Goal A:
Transcribe the value investing passage, starting at "I'll tell you" and ending at "10 times earnings.".

Selected text:
The strength of value investing shouldn't be overlooked, given the copious academic evidence by professors like Eugene Fama and Kenneth French, who showed that large cap value stocks outperform their growth peers by 2.7 percentage points over a 79-year time frame.

But what if I said that you could do even better than that? Here's my secret: Read all the interviews you can of famous value investors, and when their enthusiasm bounces off the pages, listen up. 

You see, value investors are a pretty crusty bunch -- even rarer than a glimpse of the elusive double mullet is an excited value investor. Most of the time, value folks complain that the market is overvalued, and even when valuations become reasonable, they just pipe down and go about their business. Very, very rarely do they jump out of bathtubs like Archimedes and scream to the world how excited they are. So when this does happen, pay attention; it might be your chance to sow the seeds of a remarkable fortune.

You can't help but go nuts
That brings me to a recent interview with renowned value investing thinker Bruce Greenwald, author of Value Investing and professor at Columbia Business School. Greenwald is widely known for his intellectual contributions to the field, and he's the preeminent professor at the school where Benjamin Graham taught, and whose graduates include Warren Buffett, Walter Schloss, and Michael Price. 

So we should listen when he says:

I'll tell you the one really nice reason to be a value investor: When things like this happen, you cannot help but go nuts at the opportunity. What this looks like is the end of 1974, where good stocks are selling at three times sustainable earnings and stocks that normally wouldn't have sold at less than 20 times earnings are selling at 10 times earnings.

Data for this task:
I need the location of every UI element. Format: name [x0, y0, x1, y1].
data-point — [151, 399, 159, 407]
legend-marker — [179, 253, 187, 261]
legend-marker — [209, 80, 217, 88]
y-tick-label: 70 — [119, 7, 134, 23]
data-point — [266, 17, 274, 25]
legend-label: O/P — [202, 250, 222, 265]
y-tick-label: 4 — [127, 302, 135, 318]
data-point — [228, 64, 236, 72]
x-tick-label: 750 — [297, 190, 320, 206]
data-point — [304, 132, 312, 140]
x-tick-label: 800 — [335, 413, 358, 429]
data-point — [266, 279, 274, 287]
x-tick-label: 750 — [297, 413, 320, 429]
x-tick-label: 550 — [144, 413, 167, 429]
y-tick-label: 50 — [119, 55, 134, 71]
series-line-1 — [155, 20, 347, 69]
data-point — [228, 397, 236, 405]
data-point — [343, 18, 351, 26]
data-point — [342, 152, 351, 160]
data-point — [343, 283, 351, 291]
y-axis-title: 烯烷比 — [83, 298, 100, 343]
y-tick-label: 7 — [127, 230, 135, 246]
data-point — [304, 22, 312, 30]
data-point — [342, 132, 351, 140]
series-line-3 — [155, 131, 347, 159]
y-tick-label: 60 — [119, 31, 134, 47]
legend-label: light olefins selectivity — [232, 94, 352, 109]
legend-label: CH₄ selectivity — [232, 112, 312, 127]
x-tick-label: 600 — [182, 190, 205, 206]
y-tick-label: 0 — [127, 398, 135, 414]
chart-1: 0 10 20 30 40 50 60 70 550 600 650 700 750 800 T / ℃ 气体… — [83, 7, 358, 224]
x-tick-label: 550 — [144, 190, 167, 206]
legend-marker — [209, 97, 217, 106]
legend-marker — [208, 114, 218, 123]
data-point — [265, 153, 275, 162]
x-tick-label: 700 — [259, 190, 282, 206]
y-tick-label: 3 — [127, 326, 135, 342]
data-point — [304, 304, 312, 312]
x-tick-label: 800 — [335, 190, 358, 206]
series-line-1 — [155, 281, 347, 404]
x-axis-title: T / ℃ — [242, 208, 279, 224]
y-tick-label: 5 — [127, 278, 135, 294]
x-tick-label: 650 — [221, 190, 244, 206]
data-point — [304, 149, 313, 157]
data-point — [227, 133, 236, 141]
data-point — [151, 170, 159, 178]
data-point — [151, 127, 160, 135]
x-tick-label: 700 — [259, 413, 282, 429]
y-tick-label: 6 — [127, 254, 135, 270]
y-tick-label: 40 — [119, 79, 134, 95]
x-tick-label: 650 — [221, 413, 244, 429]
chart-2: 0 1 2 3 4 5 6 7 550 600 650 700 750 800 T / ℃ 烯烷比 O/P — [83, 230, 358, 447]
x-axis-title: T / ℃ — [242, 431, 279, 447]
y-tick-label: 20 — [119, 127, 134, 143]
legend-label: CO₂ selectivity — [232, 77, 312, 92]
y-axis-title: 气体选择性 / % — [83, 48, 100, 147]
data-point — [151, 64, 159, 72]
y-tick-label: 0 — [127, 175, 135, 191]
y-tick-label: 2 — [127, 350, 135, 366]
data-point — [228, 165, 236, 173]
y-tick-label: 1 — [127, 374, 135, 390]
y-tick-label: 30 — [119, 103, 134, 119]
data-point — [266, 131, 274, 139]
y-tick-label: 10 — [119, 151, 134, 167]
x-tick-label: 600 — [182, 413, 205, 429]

Goal B:
Restate word for word the rows above, starting at the first row and ending at the row containing "x-tick-label: 700 — [259, 190, 282, 206]".

Answer A:
I'll tell you the one really nice reason to be a value investor: When things like this happen, you cannot help but go nuts at the opportunity. What this looks like is the end of 1974, where good stocks are selling at three times sustainable earnings and stocks that normally wouldn't have sold at less than 20 times earnings are selling at 10 times earnings.

Answer B:
I need the location of every UI element. Format: name [x0, y0, x1, y1].
data-point — [151, 399, 159, 407]
legend-marker — [179, 253, 187, 261]
legend-marker — [209, 80, 217, 88]
y-tick-label: 70 — [119, 7, 134, 23]
data-point — [266, 17, 274, 25]
legend-label: O/P — [202, 250, 222, 265]
y-tick-label: 4 — [127, 302, 135, 318]
data-point — [228, 64, 236, 72]
x-tick-label: 750 — [297, 190, 320, 206]
data-point — [304, 132, 312, 140]
x-tick-label: 800 — [335, 413, 358, 429]
data-point — [266, 279, 274, 287]
x-tick-label: 750 — [297, 413, 320, 429]
x-tick-label: 550 — [144, 413, 167, 429]
y-tick-label: 50 — [119, 55, 134, 71]
series-line-1 — [155, 20, 347, 69]
data-point — [228, 397, 236, 405]
data-point — [343, 18, 351, 26]
data-point — [342, 152, 351, 160]
data-point — [343, 283, 351, 291]
y-axis-title: 烯烷比 — [83, 298, 100, 343]
y-tick-label: 7 — [127, 230, 135, 246]
data-point — [304, 22, 312, 30]
data-point — [342, 132, 351, 140]
series-line-3 — [155, 131, 347, 159]
y-tick-label: 60 — [119, 31, 134, 47]
legend-label: light olefins selectivity — [232, 94, 352, 109]
legend-label: CH₄ selectivity — [232, 112, 312, 127]
x-tick-label: 600 — [182, 190, 205, 206]
y-tick-label: 0 — [127, 398, 135, 414]
chart-1: 0 10 20 30 40 50 60 70 550 600 650 700 750 800 T / ℃ 气体… — [83, 7, 358, 224]
x-tick-label: 550 — [144, 190, 167, 206]
legend-marker — [209, 97, 217, 106]
legend-marker — [208, 114, 218, 123]
data-point — [265, 153, 275, 162]
x-tick-label: 700 — [259, 190, 282, 206]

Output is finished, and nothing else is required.